**Your instructions**
Return the lines below that carry the word "плане".

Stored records
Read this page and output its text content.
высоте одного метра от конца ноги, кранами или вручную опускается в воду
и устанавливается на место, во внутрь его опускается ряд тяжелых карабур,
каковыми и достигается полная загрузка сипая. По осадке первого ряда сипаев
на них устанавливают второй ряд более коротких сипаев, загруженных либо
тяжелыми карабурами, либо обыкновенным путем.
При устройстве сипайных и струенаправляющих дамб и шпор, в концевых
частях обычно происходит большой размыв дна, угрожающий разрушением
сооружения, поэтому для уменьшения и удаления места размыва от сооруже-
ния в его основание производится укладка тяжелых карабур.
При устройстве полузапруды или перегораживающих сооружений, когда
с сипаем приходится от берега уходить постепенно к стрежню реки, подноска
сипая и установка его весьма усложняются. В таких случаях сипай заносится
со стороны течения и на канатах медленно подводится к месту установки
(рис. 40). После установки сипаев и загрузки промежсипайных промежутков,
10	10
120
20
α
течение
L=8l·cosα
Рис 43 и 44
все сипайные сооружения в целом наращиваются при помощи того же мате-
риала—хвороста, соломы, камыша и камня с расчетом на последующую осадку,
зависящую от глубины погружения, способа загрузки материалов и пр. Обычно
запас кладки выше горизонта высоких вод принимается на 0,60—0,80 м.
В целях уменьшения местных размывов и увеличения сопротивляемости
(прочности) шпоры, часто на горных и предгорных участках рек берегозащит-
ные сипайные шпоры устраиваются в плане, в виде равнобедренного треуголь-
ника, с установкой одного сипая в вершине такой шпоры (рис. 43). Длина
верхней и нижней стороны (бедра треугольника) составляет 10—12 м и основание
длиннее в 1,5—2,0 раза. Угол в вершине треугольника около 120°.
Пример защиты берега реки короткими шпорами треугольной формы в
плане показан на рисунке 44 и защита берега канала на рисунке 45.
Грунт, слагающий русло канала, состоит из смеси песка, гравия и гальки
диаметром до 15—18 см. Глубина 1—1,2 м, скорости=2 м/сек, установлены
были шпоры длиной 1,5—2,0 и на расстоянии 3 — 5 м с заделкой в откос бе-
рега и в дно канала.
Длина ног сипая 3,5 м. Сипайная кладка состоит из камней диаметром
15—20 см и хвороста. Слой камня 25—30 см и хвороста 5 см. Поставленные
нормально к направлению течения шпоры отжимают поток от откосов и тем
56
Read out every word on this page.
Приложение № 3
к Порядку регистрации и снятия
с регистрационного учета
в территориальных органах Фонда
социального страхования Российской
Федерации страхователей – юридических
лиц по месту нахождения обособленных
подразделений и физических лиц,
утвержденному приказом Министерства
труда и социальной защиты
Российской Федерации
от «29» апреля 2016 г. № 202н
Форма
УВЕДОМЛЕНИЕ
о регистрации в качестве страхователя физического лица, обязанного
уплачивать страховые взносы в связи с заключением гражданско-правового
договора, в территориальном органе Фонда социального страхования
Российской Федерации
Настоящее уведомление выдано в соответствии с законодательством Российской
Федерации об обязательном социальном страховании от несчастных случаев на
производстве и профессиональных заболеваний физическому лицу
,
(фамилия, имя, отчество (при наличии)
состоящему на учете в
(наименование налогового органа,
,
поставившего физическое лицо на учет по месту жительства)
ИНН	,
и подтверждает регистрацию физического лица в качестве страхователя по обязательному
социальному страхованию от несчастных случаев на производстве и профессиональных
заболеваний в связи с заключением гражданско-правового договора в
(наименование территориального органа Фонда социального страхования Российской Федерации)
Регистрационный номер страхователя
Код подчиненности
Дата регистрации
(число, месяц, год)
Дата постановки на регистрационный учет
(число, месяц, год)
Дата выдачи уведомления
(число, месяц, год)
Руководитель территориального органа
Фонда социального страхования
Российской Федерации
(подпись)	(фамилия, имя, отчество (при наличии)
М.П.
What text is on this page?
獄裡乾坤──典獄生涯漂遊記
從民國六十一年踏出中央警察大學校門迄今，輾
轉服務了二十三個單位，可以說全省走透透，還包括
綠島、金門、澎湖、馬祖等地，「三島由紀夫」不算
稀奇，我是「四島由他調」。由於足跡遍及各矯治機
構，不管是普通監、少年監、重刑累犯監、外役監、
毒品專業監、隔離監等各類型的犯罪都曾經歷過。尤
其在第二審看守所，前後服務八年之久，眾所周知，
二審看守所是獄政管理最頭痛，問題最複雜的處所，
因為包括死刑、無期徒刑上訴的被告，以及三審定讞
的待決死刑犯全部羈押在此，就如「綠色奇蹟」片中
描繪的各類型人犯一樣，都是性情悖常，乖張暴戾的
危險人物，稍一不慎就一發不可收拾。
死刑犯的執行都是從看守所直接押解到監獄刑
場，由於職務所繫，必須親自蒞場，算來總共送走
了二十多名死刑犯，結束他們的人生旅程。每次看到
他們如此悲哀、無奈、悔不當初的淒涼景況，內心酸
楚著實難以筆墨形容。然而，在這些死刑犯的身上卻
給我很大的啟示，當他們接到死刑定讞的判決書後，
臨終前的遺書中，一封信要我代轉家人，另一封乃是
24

**Exercise output**
ные сипайные шпоры устраиваются в плане, в виде равнобедренного треуголь-
плане показан на рисунке 44 и защита берега канала на рисунке 45.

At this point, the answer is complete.